Given exercise
Look for the string "được" in the lines and copy each line that has it.

Working data
↓↓↓
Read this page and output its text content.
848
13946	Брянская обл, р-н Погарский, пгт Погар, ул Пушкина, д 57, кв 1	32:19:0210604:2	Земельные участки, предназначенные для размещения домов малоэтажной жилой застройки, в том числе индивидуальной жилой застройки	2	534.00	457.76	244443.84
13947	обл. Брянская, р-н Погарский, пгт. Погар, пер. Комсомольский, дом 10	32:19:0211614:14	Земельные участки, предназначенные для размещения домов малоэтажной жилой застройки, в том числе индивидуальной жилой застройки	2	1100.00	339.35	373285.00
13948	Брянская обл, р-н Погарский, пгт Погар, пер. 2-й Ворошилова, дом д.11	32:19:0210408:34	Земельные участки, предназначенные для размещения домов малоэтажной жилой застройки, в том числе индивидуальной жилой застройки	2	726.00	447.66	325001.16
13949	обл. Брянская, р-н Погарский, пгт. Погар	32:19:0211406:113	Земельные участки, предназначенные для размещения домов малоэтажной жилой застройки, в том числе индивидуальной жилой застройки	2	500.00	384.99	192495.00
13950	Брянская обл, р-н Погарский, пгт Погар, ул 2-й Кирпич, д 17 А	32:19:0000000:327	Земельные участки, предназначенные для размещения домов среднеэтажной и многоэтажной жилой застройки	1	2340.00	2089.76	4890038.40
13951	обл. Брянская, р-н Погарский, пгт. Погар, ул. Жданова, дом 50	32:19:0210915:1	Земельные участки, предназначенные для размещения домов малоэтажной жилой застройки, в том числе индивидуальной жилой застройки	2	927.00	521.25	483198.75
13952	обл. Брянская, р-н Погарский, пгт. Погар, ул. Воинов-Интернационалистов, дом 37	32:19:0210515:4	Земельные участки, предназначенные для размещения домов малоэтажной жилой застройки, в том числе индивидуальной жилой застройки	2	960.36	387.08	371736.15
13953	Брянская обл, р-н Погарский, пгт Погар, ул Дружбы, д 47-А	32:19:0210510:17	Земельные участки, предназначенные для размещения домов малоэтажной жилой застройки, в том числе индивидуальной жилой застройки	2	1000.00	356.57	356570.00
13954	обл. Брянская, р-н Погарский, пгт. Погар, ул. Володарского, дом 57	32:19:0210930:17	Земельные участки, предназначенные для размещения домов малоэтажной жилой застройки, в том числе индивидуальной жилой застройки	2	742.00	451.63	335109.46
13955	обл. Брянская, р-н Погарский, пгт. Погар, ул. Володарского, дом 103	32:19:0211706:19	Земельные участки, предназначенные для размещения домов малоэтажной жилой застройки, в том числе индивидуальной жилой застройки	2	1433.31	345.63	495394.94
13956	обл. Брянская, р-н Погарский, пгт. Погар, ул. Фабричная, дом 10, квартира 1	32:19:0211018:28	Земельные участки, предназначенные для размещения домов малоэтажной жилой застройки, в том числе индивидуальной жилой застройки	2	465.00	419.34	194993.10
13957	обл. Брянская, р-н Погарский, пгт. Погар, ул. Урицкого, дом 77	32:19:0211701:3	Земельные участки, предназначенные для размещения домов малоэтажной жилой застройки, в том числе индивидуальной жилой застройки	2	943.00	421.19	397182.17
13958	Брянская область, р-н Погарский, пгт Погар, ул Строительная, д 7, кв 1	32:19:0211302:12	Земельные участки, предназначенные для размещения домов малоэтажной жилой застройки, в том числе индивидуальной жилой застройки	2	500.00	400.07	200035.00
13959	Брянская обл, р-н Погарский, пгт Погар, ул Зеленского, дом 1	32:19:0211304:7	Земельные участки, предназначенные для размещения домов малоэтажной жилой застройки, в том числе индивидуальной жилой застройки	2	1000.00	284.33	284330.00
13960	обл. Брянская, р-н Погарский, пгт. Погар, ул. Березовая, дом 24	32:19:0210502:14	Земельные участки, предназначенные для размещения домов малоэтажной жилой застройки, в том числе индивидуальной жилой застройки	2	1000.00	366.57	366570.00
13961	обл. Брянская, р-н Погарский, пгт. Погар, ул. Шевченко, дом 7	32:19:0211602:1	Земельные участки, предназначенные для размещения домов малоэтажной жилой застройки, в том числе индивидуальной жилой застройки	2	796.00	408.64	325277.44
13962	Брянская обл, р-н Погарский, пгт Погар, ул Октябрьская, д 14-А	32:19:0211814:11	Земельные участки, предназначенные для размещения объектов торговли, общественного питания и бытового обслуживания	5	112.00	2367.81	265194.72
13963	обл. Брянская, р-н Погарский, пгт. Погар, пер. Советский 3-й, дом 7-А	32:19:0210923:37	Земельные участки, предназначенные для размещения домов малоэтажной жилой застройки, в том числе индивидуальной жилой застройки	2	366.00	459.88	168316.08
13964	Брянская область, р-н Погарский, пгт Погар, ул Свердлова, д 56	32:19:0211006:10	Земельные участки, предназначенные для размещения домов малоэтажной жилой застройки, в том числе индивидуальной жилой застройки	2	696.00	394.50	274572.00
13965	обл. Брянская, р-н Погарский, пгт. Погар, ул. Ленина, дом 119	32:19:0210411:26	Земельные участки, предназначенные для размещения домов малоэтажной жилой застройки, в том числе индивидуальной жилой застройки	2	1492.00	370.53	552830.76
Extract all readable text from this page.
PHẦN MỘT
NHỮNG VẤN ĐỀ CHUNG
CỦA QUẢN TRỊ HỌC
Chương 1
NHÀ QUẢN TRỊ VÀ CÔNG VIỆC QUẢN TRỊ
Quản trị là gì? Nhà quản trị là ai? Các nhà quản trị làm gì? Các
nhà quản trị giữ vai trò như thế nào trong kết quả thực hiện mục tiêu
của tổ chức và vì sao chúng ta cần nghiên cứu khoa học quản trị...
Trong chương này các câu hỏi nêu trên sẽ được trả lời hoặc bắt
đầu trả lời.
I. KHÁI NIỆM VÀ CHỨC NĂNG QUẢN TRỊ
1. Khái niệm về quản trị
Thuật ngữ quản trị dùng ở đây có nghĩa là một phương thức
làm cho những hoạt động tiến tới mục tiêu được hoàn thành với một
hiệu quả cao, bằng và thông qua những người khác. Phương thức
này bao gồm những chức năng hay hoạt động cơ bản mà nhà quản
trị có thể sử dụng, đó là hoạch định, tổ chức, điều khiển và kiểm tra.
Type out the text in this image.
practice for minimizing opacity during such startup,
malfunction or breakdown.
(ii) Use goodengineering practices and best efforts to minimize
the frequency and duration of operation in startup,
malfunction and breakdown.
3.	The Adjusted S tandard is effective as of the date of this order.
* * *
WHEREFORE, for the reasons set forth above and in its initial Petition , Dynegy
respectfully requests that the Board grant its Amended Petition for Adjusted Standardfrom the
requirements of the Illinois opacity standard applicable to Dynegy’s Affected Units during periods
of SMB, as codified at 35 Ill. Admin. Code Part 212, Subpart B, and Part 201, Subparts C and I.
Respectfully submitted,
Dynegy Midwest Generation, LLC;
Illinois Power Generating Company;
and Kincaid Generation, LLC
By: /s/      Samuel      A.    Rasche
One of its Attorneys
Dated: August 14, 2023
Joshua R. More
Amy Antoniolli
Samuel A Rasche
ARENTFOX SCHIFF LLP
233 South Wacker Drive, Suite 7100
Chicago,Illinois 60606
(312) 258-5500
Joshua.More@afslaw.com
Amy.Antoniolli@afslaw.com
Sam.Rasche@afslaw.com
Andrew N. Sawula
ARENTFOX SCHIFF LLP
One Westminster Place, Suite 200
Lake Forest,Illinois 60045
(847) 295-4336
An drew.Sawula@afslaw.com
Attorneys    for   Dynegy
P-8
↑↑↑
Output of the task
Trong chương này các câu hỏi nêu trên sẽ được trả lời hoặc bắt
làm cho những hoạt động tiến tới mục tiêu được hoàn thành với một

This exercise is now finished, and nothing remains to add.